* start RECORD LIST *
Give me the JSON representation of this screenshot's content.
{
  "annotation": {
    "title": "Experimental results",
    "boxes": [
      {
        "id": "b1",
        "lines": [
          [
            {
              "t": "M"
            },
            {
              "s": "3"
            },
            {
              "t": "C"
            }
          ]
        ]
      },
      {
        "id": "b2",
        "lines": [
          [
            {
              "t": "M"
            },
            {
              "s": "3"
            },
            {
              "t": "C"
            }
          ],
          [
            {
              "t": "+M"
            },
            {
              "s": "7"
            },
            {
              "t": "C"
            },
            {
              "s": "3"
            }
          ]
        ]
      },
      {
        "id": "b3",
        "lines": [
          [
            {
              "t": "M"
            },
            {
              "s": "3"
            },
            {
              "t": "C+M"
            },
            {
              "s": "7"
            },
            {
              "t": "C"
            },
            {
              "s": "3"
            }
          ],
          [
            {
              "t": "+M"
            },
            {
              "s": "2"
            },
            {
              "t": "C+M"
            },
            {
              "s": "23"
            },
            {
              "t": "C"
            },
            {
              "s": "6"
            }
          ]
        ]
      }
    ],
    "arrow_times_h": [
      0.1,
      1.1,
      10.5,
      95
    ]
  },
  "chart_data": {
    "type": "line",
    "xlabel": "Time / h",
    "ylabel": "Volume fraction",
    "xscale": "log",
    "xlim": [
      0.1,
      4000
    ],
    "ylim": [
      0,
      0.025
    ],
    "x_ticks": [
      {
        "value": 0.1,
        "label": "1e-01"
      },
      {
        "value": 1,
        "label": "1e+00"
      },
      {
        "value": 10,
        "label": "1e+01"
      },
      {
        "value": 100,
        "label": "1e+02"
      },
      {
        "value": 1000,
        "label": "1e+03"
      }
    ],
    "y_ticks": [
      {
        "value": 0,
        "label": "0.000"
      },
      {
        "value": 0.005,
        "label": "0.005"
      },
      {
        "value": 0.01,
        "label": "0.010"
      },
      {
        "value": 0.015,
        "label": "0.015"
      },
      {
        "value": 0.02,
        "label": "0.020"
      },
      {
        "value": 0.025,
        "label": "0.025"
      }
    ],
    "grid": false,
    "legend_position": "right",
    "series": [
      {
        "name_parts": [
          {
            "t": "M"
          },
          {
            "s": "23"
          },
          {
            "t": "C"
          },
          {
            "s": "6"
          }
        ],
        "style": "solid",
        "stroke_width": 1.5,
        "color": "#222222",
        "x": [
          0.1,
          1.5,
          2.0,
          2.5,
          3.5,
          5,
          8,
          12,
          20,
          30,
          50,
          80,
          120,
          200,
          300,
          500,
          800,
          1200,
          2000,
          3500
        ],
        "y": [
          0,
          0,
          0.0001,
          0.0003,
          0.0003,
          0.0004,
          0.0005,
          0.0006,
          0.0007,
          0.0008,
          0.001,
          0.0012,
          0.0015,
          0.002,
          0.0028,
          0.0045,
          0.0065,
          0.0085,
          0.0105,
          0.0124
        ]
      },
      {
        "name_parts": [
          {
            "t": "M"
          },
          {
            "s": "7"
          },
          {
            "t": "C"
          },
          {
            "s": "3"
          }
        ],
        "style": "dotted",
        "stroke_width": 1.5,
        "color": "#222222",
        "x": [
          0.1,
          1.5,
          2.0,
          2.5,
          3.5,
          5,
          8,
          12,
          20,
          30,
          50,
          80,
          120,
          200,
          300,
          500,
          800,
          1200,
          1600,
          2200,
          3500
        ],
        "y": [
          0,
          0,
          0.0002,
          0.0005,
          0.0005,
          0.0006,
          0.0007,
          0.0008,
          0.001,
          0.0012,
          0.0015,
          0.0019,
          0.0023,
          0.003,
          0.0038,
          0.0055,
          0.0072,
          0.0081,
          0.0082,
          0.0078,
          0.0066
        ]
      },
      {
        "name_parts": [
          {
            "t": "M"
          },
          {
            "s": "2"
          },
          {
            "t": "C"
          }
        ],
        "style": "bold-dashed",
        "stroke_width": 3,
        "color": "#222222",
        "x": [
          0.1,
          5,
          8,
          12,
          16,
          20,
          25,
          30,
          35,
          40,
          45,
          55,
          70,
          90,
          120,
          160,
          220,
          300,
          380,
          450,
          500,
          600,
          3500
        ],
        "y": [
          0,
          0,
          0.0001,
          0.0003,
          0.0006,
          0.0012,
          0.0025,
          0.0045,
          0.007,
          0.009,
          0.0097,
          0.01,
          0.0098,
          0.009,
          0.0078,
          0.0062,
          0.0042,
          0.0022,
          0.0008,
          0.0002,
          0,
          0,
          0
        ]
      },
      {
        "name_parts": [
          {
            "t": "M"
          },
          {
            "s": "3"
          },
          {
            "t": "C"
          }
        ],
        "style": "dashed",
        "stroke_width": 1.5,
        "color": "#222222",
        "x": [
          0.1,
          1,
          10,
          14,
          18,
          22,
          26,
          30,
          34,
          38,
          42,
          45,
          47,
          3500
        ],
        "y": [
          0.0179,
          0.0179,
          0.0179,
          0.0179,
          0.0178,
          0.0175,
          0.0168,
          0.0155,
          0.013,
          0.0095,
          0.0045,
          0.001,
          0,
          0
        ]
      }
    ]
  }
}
* end RECORD LIST *
PROBLEM REQUIREMENTS >> Copy every line in the records above that contains the word "style".

TASK RESPONSE >>
        "style": "solid",
        "style": "dotted",
        "style": "bold-dashed",
        "style": "dashed",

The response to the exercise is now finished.